Stored entries
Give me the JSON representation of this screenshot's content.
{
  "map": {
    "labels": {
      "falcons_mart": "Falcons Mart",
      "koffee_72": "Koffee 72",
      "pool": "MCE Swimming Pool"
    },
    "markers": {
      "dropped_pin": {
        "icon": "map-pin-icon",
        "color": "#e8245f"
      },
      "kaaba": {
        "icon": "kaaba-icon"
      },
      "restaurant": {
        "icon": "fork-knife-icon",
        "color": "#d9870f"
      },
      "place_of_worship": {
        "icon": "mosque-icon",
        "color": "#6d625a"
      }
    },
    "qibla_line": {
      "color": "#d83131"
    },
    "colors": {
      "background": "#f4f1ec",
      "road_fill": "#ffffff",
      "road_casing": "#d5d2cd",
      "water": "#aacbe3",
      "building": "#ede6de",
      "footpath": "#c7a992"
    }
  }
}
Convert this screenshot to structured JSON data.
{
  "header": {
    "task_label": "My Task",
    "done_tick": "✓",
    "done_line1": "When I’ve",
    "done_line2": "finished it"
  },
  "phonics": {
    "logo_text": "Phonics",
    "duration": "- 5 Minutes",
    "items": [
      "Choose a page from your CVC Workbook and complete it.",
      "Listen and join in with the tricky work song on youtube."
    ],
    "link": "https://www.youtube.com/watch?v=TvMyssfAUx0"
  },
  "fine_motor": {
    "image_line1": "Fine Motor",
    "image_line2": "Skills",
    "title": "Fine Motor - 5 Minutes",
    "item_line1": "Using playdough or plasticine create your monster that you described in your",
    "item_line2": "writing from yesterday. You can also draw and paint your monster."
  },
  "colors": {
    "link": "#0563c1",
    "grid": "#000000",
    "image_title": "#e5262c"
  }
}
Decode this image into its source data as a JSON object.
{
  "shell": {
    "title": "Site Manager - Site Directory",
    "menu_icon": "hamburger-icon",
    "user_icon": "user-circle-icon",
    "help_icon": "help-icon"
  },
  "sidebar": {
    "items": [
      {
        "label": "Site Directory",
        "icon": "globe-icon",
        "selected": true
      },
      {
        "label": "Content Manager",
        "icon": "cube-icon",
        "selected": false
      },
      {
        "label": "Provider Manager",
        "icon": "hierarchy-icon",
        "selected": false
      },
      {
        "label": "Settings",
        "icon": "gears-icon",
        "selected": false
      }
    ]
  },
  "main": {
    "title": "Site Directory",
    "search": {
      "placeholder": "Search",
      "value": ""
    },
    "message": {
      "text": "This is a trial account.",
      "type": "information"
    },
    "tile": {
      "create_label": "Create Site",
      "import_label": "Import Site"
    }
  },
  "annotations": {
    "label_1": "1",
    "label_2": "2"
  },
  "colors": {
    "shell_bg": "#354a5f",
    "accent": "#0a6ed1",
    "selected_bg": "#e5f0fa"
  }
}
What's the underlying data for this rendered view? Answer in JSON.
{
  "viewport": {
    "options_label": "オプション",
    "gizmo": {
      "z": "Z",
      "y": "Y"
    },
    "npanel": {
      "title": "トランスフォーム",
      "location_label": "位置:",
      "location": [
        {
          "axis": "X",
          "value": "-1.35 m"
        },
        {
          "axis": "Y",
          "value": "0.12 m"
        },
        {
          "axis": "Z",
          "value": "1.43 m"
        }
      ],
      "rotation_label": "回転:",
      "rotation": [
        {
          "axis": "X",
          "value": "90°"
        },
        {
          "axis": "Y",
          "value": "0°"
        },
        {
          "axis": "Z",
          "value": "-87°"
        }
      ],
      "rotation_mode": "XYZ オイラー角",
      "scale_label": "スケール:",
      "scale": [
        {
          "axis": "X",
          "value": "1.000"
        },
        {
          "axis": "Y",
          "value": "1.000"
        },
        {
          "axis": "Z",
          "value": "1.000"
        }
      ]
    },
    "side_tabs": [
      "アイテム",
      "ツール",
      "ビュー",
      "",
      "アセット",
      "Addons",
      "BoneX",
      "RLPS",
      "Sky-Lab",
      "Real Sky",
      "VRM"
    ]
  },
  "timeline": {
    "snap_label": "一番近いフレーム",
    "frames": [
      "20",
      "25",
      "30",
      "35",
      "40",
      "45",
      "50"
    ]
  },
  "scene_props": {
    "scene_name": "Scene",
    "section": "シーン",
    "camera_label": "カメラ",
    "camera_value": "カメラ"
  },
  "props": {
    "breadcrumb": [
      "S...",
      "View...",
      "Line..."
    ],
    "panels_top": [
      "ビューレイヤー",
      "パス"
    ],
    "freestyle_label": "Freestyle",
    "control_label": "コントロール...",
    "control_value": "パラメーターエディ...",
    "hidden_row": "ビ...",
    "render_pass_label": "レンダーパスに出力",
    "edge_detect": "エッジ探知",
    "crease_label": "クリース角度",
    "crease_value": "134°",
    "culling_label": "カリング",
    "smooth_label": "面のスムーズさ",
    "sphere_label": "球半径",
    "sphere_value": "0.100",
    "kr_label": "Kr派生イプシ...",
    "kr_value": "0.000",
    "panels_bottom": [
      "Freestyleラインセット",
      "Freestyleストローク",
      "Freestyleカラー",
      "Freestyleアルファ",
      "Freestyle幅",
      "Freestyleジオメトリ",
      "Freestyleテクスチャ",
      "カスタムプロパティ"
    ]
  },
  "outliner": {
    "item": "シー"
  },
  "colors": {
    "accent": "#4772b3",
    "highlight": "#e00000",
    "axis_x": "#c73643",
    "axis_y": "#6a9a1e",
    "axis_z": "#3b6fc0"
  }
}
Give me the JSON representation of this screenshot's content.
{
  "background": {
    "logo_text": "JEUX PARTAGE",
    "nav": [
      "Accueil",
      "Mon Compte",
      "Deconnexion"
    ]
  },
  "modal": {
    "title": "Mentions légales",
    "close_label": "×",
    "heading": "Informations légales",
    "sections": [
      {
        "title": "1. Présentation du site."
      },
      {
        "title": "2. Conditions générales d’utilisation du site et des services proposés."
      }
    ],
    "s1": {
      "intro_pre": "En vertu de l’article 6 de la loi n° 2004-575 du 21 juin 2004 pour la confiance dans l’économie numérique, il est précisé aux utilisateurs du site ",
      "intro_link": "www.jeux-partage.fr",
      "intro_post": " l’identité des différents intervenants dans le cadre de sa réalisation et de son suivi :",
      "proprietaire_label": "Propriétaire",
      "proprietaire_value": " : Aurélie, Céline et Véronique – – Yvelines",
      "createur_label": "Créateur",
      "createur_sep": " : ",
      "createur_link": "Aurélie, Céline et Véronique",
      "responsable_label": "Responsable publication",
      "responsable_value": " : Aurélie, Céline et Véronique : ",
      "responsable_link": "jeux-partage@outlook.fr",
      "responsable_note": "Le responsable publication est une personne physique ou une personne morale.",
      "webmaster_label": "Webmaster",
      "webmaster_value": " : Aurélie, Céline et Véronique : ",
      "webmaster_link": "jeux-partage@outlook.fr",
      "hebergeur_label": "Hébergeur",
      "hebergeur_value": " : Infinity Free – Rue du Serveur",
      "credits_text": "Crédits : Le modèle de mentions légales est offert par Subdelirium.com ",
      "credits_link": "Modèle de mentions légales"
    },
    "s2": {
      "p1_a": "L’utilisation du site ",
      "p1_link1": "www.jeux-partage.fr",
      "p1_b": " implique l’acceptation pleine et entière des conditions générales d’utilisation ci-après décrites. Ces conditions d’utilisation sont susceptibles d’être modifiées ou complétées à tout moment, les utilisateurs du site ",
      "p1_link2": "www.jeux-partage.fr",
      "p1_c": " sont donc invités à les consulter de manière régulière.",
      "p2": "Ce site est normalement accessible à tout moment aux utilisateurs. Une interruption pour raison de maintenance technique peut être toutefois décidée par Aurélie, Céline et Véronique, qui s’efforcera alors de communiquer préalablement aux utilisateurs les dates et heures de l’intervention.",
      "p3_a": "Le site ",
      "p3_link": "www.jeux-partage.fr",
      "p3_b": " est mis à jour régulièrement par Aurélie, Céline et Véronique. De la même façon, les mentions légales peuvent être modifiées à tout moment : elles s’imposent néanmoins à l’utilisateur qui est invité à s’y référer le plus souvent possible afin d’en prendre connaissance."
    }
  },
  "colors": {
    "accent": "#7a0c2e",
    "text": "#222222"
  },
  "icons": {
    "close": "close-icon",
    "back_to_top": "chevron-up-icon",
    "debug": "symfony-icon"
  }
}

### Task to carry out
Identify each line of the material where the word "modifiées" shows up, and copy it.

### Right answer
      "p1_b": " implique l’acceptation pleine et entière des conditions générales d’utilisation ci-après décrites. Ces conditions d’utilisation sont susceptibles d’être modifiées ou complétées à tout moment, les utilisateurs du site ",
      "p3_b": " est mis à jour régulièrement par Aurélie, Céline et Véronique. De la même façon, les mentions légales peuvent être modifiées à tout moment : elles s’imposent néanmoins à l’utilisateur qui est invité à s’y référer le plus souvent possible afin d’en prendre connaissance."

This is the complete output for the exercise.